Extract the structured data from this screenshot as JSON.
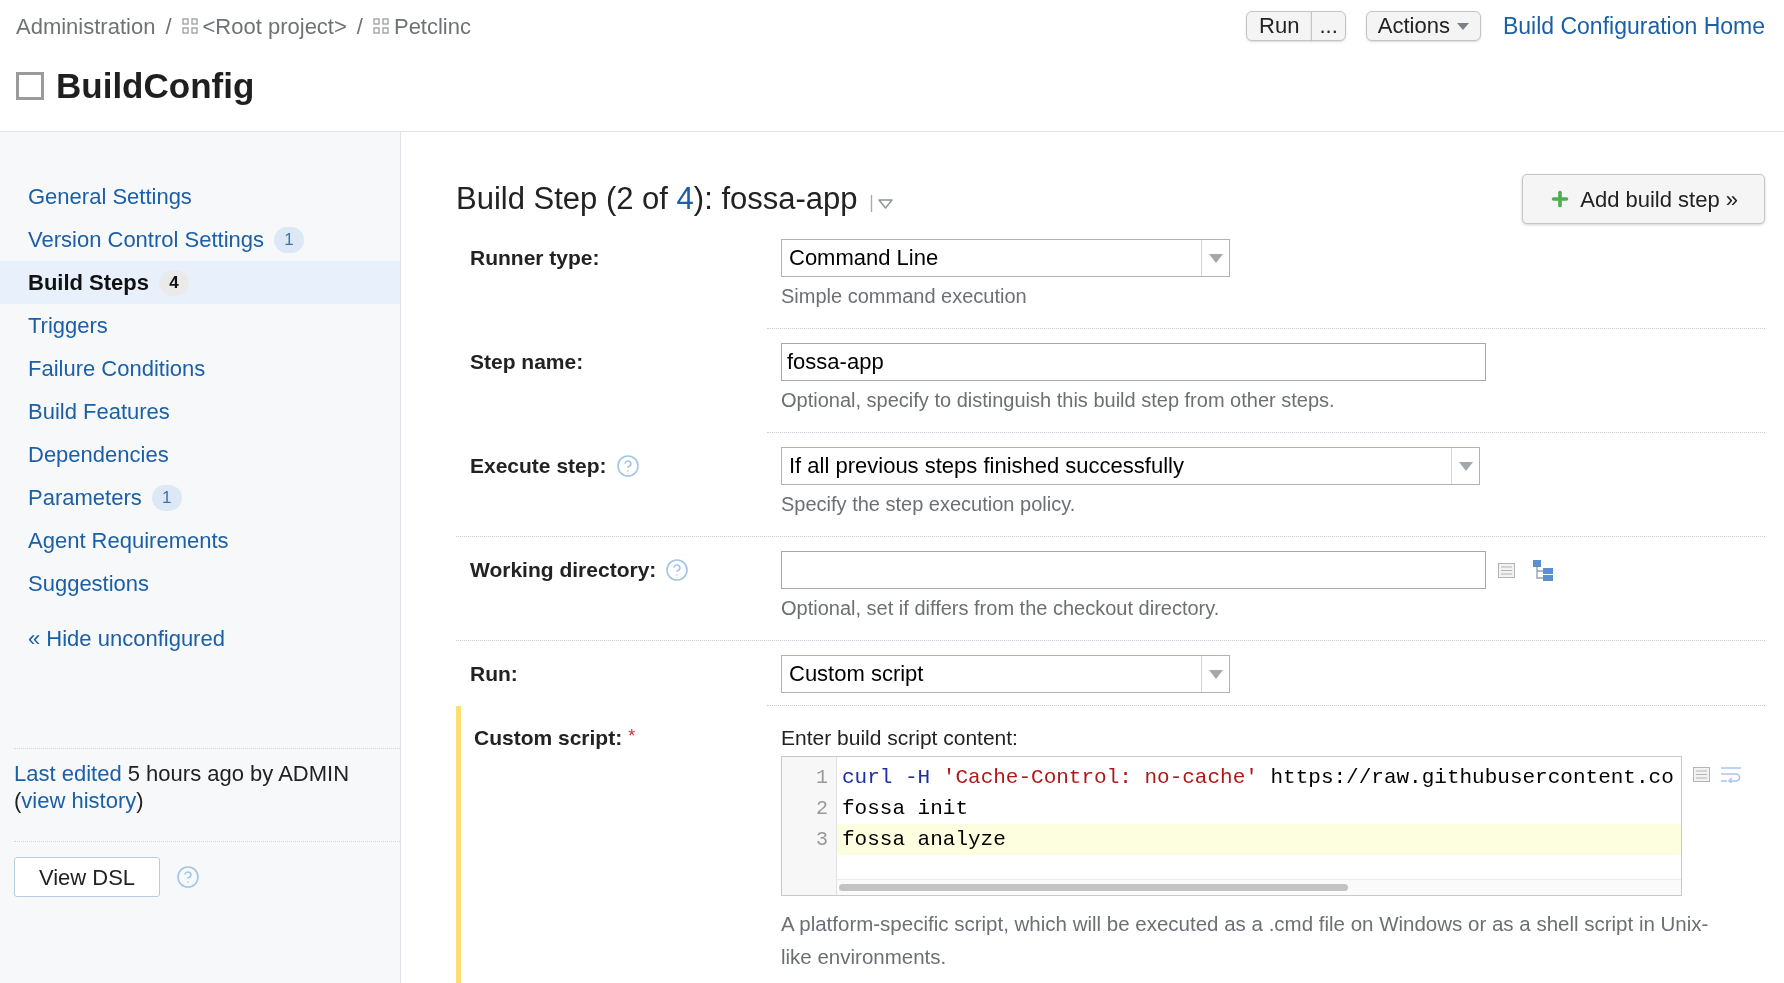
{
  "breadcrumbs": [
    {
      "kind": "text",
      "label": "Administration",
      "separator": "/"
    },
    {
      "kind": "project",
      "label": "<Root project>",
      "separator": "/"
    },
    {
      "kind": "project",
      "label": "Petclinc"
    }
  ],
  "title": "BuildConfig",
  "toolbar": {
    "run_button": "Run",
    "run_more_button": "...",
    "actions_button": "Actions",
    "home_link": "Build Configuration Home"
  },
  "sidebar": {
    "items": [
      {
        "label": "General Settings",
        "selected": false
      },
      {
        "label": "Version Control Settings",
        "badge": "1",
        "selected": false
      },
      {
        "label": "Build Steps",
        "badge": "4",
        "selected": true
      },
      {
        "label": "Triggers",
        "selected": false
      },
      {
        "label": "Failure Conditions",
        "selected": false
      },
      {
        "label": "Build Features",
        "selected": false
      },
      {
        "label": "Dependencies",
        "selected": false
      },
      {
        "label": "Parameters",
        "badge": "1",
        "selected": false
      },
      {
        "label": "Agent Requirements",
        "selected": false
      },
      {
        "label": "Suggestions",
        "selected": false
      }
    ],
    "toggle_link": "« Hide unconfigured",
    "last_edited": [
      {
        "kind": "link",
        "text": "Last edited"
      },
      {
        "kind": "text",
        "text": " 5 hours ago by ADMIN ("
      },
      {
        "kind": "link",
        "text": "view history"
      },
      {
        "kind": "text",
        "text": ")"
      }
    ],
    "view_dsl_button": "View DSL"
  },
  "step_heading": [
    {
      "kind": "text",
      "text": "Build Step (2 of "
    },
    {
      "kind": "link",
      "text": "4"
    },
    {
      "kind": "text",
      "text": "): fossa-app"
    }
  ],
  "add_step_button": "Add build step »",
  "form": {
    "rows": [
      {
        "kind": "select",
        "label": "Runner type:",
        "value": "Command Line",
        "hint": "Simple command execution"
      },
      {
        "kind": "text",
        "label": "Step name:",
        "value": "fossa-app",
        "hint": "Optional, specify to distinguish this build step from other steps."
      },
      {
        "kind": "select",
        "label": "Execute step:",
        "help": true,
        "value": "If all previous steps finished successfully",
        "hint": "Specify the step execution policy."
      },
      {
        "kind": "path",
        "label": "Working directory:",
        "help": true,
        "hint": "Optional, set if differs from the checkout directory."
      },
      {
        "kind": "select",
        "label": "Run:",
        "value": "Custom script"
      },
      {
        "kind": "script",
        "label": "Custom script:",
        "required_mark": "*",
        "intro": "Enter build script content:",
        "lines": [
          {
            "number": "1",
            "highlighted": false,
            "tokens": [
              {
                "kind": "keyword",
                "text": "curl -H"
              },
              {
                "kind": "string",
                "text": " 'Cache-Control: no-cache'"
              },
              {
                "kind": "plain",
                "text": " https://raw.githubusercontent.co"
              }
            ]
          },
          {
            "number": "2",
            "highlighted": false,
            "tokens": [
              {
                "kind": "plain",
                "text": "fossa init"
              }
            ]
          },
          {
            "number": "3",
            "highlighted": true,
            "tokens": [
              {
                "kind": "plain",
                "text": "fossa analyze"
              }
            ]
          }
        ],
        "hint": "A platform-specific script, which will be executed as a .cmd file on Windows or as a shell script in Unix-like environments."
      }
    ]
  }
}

══════════

--- EXERCISE REQUIREMENTS ---
Each entry above should be reproduced exactly, with the pictures removed.

--- RESULT FOR THIS TASK ---
Extract the structured data from this screenshot as JSON.
{
  "breadcrumbs": [
    {
      "kind": "text",
      "label": "Administration",
      "separator": "/"
    },
    {
      "kind": "project",
      "label": "<Root project>",
      "separator": "/"
    },
    {
      "kind": "project",
      "label": "Petclinc"
    }
  ],
  "title": "BuildConfig",
  "toolbar": {
    "run_button": "Run",
    "run_more_button": "...",
    "actions_button": "Actions",
    "home_link": "Build Configuration Home"
  },
  "sidebar": {
    "items": [
      {
        "label": "General Settings",
        "selected": false
      },
      {
        "label": "Version Control Settings",
        "badge": "1",
        "selected": false
      },
      {
        "label": "Build Steps",
        "badge": "4",
        "selected": true
      },
      {
        "label": "Triggers",
        "selected": false
      },
      {
        "label": "Failure Conditions",
        "selected": false
      },
      {
        "label": "Build Features",
        "selected": false
      },
      {
        "label": "Dependencies",
        "selected": false
      },
      {
        "label": "Parameters",
        "badge": "1",
        "selected": false
      },
      {
        "label": "Agent Requirements",
        "selected": false
      },
      {
        "label": "Suggestions",
        "selected": false
      }
    ],
    "toggle_link": "« Hide unconfigured",
    "last_edited": [
      {
        "kind": "link",
        "text": "Last edited"
      },
      {
        "kind": "text",
        "text": " 5 hours ago by ADMIN ("
      },
      {
        "kind": "link",
        "text": "view history"
      },
      {
        "kind": "text",
        "text": ")"
      }
    ],
    "view_dsl_button": "View DSL"
  },
  "step_heading": [
    {
      "kind": "text",
      "text": "Build Step (2 of "
    },
    {
      "kind": "link",
      "text": "4"
    },
    {
      "kind": "text",
      "text": "): fossa-app"
    }
  ],
  "add_step_button": "Add build step »",
  "form": {
    "rows": [
      {
        "kind": "select",
        "label": "Runner type:",
        "value": "Command Line",
        "hint": "Simple command execution"
      },
      {
        "kind": "text",
        "label": "Step name:",
        "value": "fossa-app",
        "hint": "Optional, specify to distinguish this build step from other steps."
      },
      {
        "kind": "select",
        "label": "Execute step:",
        "help": true,
        "value": "If all previous steps finished successfully",
        "hint": "Specify the step execution policy."
      },
      {
        "kind": "path",
        "label": "Working directory:",
        "help": true,
        "hint": "Optional, set if differs from the checkout directory."
      },
      {
        "kind": "select",
        "label": "Run:",
        "value": "Custom script"
      },
      {
        "kind": "script",
        "label": "Custom script:",
        "required_mark": "*",
        "intro": "Enter build script content:",
        "lines": [
          {
            "number": "1",
            "highlighted": false,
            "tokens": [
              {
                "kind": "keyword",
                "text": "curl -H"
              },
              {
                "kind": "string",
                "text": " 'Cache-Control: no-cache'"
              },
              {
                "kind": "plain",
                "text": " https://raw.githubusercontent.co"
              }
            ]
          },
          {
            "number": "2",
            "highlighted": false,
            "tokens": [
              {
                "kind": "plain",
                "text": "fossa init"
              }
            ]
          },
          {
            "number": "3",
            "highlighted": true,
            "tokens": [
              {
                "kind": "plain",
                "text": "fossa analyze"
              }
            ]
          }
        ],
        "hint": "A platform-specific script, which will be executed as a .cmd file on Windows or as a shell script in Unix-like environments."
      }
    ]
  }
}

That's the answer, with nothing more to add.